> [Aim of the task]: Output an exact reproduction of the data.

::: Material provided :::

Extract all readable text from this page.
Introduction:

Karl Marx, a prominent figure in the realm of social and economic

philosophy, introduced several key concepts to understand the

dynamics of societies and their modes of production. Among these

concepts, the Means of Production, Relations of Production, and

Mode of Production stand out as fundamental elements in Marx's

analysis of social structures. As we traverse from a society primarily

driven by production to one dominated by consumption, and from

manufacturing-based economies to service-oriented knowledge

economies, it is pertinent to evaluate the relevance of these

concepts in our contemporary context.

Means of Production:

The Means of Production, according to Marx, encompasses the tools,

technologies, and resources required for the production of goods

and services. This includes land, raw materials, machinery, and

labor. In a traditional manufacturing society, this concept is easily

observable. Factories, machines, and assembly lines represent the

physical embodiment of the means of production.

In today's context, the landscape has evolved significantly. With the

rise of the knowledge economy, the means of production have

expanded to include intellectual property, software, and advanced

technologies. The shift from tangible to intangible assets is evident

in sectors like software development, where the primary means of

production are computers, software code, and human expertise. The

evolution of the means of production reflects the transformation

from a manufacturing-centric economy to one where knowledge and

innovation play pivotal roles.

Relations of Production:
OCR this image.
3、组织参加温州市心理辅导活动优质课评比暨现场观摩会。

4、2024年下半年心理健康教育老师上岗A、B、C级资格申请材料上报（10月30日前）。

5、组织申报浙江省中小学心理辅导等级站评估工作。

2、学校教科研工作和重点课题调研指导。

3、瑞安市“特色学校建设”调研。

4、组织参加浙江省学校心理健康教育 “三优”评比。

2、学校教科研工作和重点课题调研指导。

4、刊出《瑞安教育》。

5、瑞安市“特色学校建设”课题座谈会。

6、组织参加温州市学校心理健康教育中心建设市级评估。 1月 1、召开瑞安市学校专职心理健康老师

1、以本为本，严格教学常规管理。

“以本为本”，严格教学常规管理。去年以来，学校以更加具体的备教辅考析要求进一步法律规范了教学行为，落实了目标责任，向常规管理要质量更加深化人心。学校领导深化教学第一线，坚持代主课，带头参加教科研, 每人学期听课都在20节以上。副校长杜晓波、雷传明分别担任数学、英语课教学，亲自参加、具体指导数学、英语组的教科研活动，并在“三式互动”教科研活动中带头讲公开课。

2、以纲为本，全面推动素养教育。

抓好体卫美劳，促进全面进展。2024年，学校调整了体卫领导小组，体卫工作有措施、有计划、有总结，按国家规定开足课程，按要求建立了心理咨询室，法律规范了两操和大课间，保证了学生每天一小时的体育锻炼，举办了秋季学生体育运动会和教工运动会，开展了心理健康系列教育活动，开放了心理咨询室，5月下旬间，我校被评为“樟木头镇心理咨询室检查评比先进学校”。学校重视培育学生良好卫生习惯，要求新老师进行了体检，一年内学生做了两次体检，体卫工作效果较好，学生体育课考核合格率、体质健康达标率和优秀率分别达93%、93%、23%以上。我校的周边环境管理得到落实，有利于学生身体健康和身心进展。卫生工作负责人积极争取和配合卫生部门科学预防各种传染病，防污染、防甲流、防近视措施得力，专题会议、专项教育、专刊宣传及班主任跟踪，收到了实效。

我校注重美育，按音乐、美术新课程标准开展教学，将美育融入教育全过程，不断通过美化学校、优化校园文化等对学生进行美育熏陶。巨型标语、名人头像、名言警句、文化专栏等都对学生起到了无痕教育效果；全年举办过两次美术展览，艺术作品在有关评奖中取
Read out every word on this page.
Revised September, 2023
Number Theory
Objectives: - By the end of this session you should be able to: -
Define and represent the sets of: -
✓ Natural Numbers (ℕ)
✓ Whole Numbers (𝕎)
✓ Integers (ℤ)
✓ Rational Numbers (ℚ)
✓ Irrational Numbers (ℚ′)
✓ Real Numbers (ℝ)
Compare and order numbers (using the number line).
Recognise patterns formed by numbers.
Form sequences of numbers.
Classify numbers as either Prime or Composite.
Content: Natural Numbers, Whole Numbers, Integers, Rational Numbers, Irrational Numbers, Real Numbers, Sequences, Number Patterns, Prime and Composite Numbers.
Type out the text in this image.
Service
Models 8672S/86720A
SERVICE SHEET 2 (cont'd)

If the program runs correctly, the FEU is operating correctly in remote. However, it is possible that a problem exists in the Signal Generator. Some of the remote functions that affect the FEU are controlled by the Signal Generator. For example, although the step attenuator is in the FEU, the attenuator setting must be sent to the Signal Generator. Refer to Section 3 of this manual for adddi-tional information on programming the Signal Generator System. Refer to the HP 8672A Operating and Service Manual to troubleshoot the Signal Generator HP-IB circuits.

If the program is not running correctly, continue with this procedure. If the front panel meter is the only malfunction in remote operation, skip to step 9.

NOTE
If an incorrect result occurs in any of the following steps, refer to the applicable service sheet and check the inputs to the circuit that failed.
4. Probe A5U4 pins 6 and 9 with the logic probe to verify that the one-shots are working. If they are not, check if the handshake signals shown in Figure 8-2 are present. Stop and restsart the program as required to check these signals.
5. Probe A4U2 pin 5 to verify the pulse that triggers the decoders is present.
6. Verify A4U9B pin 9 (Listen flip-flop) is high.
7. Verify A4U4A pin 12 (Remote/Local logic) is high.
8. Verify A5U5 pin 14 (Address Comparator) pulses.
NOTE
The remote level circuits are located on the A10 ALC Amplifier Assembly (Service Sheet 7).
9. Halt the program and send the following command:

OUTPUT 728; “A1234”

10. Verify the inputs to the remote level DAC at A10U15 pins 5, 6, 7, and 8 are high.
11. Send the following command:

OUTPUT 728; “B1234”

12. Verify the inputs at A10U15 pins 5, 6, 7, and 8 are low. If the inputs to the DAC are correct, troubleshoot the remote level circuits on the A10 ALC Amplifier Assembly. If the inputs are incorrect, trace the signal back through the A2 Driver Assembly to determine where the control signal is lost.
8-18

:::

> [Task response]:
Extract all readable text from this page.
Introduction:

Karl Marx, a prominent figure in the realm of social and economic

philosophy, introduced several key concepts to understand the

dynamics of societies and their modes of production. Among these

concepts, the Means of Production, Relations of Production, and

Mode of Production stand out as fundamental elements in Marx's

analysis of social structures. As we traverse from a society primarily

driven by production to one dominated by consumption, and from

manufacturing-based economies to service-oriented knowledge

economies, it is pertinent to evaluate the relevance of these

concepts in our contemporary context.

Means of Production:

The Means of Production, according to Marx, encompasses the tools,

technologies, and resources required for the production of goods

and services. This includes land, raw materials, machinery, and

labor. In a traditional manufacturing society, this concept is easily

observable. Factories, machines, and assembly lines represent the

physical embodiment of the means of production.

In today's context, the landscape has evolved significantly. With the

rise of the knowledge economy, the means of production have

expanded to include intellectual property, software, and advanced

technologies. The shift from tangible to intangible assets is evident

in sectors like software development, where the primary means of

production are computers, software code, and human expertise. The

evolution of the means of production reflects the transformation

from a manufacturing-centric economy to one where knowledge and

innovation play pivotal roles.

Relations of Production:
OCR this image.
3、组织参加温州市心理辅导活动优质课评比暨现场观摩会。

4、2024年下半年心理健康教育老师上岗A、B、C级资格申请材料上报（10月30日前）。

5、组织申报浙江省中小学心理辅导等级站评估工作。

2、学校教科研工作和重点课题调研指导。

3、瑞安市“特色学校建设”调研。

4、组织参加浙江省学校心理健康教育 “三优”评比。

2、学校教科研工作和重点课题调研指导。

4、刊出《瑞安教育》。

5、瑞安市“特色学校建设”课题座谈会。

6、组织参加温州市学校心理健康教育中心建设市级评估。 1月 1、召开瑞安市学校专职心理健康老师

1、以本为本，严格教学常规管理。

“以本为本”，严格教学常规管理。去年以来，学校以更加具体的备教辅考析要求进一步法律规范了教学行为，落实了目标责任，向常规管理要质量更加深化人心。学校领导深化教学第一线，坚持代主课，带头参加教科研, 每人学期听课都在20节以上。副校长杜晓波、雷传明分别担任数学、英语课教学，亲自参加、具体指导数学、英语组的教科研活动，并在“三式互动”教科研活动中带头讲公开课。

2、以纲为本，全面推动素养教育。

抓好体卫美劳，促进全面进展。2024年，学校调整了体卫领导小组，体卫工作有措施、有计划、有总结，按国家规定开足课程，按要求建立了心理咨询室，法律规范了两操和大课间，保证了学生每天一小时的体育锻炼，举办了秋季学生体育运动会和教工运动会，开展了心理健康系列教育活动，开放了心理咨询室，5月下旬间，我校被评为“樟木头镇心理咨询室检查评比先进学校”。学校重视培育学生良好卫生习惯，要求新老师进行了体检，一年内学生做了两次体检，体卫工作效果较好，学生体育课考核合格率、体质健康达标率和优秀率分别达93%、93%、23%以上。我校的周边环境管理得到落实，有利于学生身体健康和身心进展。卫生工作负责人积极争取和配合卫生部门科学预防各种传染病，防污染、防甲流、防近视措施得力，专题会议、专项教育、专刊宣传及班主任跟踪，收到了实效。

我校注重美育，按音乐、美术新课程标准开展教学，将美育融入教育全过程，不断通过美化学校、优化校园文化等对学生进行美育熏陶。巨型标语、名人头像、名言警句、文化专栏等都对学生起到了无痕教育效果；全年举办过两次美术展览，艺术作品在有关评奖中取
Read out every word on this page.
Revised September, 2023
Number Theory
Objectives: - By the end of this session you should be able to: -
Define and represent the sets of: -
✓ Natural Numbers (ℕ)
✓ Whole Numbers (𝕎)
✓ Integers (ℤ)
✓ Rational Numbers (ℚ)
✓ Irrational Numbers (ℚ′)
✓ Real Numbers (ℝ)
Compare and order numbers (using the number line).
Recognise patterns formed by numbers.
Form sequences of numbers.
Classify numbers as either Prime or Composite.
Content: Natural Numbers, Whole Numbers, Integers, Rational Numbers, Irrational Numbers, Real Numbers, Sequences, Number Patterns, Prime and Composite Numbers.
Type out the text in this image.
Service
Models 8672S/86720A
SERVICE SHEET 2 (cont'd)

If the program runs correctly, the FEU is operating correctly in remote. However, it is possible that a problem exists in the Signal Generator. Some of the remote functions that affect the FEU are controlled by the Signal Generator. For example, although the step attenuator is in the FEU, the attenuator setting must be sent to the Signal Generator. Refer to Section 3 of this manual for adddi-tional information on programming the Signal Generator System. Refer to the HP 8672A Operating and Service Manual to troubleshoot the Signal Generator HP-IB circuits.

If the program is not running correctly, continue with this procedure. If the front panel meter is the only malfunction in remote operation, skip to step 9.

NOTE
If an incorrect result occurs in any of the following steps, refer to the applicable service sheet and check the inputs to the circuit that failed.
4. Probe A5U4 pins 6 and 9 with the logic probe to verify that the one-shots are working. If they are not, check if the handshake signals shown in Figure 8-2 are present. Stop and restsart the program as required to check these signals.
5. Probe A4U2 pin 5 to verify the pulse that triggers the decoders is present.
6. Verify A4U9B pin 9 (Listen flip-flop) is high.
7. Verify A4U4A pin 12 (Remote/Local logic) is high.
8. Verify A5U5 pin 14 (Address Comparator) pulses.
NOTE
The remote level circuits are located on the A10 ALC Amplifier Assembly (Service Sheet 7).
9. Halt the program and send the following command:

OUTPUT 728; “A1234”

10. Verify the inputs to the remote level DAC at A10U15 pins 5, 6, 7, and 8 are high.
11. Send the following command:

OUTPUT 728; “B1234”

12. Verify the inputs at A10U15 pins 5, 6, 7, and 8 are low. If the inputs to the DAC are correct, troubleshoot the remote level circuits on the A10 ALC Amplifier Assembly. If the inputs are incorrect, trace the signal back through the A2 Driver Assembly to determine where the control signal is lost.
8-18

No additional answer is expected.